注意：32位的指数部分里不包含0000000或1111111。IEEE的浮点数标准叙述了怎样来解释32位中的指数部分是0000000或1111111的情况。

如果指数部分是0000000，那么它的指数就是－126，得到的有效位以0开头，后面是二进制的23位的小数部分，形式如下：

-1^s*0.fraction*2^-126

例如，浮点数0 0000000 000010000000000000000000可以按照如下方法计算其值：

第一个0表示它是正数，接下来的八位，是一个零指数，意味着它的指数是-126，后面的23位形成0.00001000000000000000000，即2^-5。这个数就是2^-5*2^-126。

这样就能表示很小的数。

例2.14 下面四个例子是根据IEEE标准的规则表示的32位浮点数：

0 10000011 0010100000000000000000是1.00101*2⁴=18.5

指数域包含一个无符号数131，由于131-127=4，所以指数为+4。将分数域的小数点左边加一个1形成1.00101。如果将小数点向右移动4位，我们得到10010.1，即18.5。

1 10000010 0010100000000000000000是-1*1.00101*2³=-9.25

符号位为1，表示负数。指数是130，表示130-127，即指数为3。将分数域的小数点左边加一个1形成1.00101。如果将小数点向右移动3位，我们得到1001.01，即-9.25。

0 11111110 1111111111111111111111约为2¹²⁸

符号为正。指数是254-127，即+127。将分数域的小数点左边加一个1形成1.11111111111111111111111，约等于2。因此，结果约为2¹²⁸。

练习题:
1. 根据浮点数说明回答：
(a) 指数部分为零时，指数是多少？
(b) 表示18.5的那个浮点数，指数域包含的无符号数是多少？
(c) 符号位为1表示什么？
2. 请把浮点数说明中从“-1^s*0.fraction*2^-126”开始、一直到“这样就能表示很小的数。”为止的部分原样抄写下来。
3. 接着浮点数说明的最后一句往下续写。
下面的材料来自另一个出处。

存储数据:
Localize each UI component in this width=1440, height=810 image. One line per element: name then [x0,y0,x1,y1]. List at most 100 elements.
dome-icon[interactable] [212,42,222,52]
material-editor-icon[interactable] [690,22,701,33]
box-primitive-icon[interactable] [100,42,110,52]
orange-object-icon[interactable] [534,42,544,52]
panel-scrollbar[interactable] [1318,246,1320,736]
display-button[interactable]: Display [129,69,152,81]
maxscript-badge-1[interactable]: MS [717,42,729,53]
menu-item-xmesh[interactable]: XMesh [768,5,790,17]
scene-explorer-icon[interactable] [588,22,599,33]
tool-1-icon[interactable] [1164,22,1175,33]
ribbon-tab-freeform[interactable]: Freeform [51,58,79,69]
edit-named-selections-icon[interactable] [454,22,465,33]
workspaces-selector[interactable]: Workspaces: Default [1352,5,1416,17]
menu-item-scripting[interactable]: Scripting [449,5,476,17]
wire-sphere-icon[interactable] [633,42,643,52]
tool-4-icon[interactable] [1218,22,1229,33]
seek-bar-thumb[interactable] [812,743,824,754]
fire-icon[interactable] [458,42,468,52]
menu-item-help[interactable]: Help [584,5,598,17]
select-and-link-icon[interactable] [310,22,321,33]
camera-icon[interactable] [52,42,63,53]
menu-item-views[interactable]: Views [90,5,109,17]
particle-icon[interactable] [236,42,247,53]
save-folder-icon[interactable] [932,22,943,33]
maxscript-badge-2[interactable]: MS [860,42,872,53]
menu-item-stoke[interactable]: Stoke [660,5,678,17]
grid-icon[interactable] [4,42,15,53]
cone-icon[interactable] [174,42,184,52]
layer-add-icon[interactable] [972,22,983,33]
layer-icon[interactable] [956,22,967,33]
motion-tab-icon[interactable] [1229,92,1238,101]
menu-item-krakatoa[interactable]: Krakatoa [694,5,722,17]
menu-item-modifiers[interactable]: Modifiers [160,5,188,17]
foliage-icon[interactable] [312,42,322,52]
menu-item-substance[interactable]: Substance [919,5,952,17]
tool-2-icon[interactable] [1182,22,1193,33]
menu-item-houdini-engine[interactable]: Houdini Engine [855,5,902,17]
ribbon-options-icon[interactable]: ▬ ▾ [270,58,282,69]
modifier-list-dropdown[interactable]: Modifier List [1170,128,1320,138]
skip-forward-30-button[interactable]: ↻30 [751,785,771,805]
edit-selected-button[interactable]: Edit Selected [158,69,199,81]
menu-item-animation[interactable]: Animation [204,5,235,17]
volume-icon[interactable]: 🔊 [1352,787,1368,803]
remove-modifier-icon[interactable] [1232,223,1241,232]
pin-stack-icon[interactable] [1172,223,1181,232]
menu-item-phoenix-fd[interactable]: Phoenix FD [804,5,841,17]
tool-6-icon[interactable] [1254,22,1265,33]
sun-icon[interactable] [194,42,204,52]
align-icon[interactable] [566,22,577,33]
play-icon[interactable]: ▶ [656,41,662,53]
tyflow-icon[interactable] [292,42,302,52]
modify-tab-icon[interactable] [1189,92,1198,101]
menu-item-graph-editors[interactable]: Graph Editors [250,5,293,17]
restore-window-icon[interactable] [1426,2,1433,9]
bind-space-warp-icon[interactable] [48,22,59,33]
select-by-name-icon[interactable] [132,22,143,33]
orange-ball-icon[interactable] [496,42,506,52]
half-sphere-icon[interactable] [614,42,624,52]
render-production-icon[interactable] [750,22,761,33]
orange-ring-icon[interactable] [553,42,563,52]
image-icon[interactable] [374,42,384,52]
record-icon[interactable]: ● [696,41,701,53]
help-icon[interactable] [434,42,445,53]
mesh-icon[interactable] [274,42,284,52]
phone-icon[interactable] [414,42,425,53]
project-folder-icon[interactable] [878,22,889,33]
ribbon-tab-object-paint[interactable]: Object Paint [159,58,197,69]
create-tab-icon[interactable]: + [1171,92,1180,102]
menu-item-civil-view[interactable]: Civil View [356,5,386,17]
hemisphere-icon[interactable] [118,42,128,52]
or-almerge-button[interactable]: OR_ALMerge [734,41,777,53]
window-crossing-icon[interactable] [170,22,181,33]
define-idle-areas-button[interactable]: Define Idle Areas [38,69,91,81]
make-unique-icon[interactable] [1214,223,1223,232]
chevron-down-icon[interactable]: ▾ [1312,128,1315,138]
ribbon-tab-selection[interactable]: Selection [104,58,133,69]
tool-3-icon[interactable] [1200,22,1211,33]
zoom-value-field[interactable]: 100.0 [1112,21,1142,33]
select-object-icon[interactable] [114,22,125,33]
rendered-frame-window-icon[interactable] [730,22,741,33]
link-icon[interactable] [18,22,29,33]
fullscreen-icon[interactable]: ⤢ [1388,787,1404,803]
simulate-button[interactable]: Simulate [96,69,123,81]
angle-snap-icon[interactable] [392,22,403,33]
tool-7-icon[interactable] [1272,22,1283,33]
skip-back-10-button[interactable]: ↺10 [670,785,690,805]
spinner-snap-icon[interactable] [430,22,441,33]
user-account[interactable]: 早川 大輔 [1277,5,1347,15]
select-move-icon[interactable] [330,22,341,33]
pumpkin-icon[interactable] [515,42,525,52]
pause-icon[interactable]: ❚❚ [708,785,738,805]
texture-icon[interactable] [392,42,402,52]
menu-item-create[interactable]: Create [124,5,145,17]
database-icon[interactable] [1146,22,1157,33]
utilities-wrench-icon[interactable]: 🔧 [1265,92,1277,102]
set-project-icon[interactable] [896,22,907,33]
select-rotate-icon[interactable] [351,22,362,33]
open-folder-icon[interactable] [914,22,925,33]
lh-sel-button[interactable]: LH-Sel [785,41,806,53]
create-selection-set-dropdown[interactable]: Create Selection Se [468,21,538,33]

本题答案:
1.
(a) －126
(b) 131
(c) 负数

2.
-1^s*0.fraction*2^-126

例如，浮点数0 0000000 000010000000000000000000可以按照如下方法计算其值：

第一个0表示它是正数，接下来的八位，是一个零指数，意味着它的指数是-126，后面的23位形成0.00001000000000000000000，即2^-5。这个数就是2^-5*2^-126。

这样就能表示很小的数。

3.
1 00000000 0000000000000000000001是-2^-149

符号为负。指数域全为0，表示指数是-126。将分数域的小数点左边加一个0形成2^-23。因此，结果为2^-23*2^-126，等于-2^-149。

关于IEEE浮点数的详细解释超出了本书的范围。事实上，我们还没有考虑当指数为11111111时，如何解释这32位浮点数。本节中的目标只是希望你了解除了补码外，在几乎所有的指令集结构中都存在另一种非常重要的数据类型，即浮点数据类型。它使得很大或很小的数能够以减少二进制精度位数为代价，被表示出来。

2.7.3 ASCII码

信息的另一种表现形式是几乎所有的计算机设备生产商都用于在主要的计算机处理单元和输入输出设备之间转换字符码的标准码。这种8位码被称为ASCII，代表美国标准信息交换码。它极大地简化了某公司生产的键盘、另一公司制造的计算机和第三个公司制造的显示器之间的接口。

键盘上的每个键被一个唯一的ASCII码所识别，例如，数字3是被一个以开头的0扩展为8位的00110011，数字2是00110010，小写字母e是01100101，回车是00001101。8位ASCII码的全集被列于附录E的图E.2中。当你在键盘上敲击某个键时，相应的8位码被存储，提供给计算机。将在第8章讨论，这个8位码被存储到什么地方，以及如何被存进计算机。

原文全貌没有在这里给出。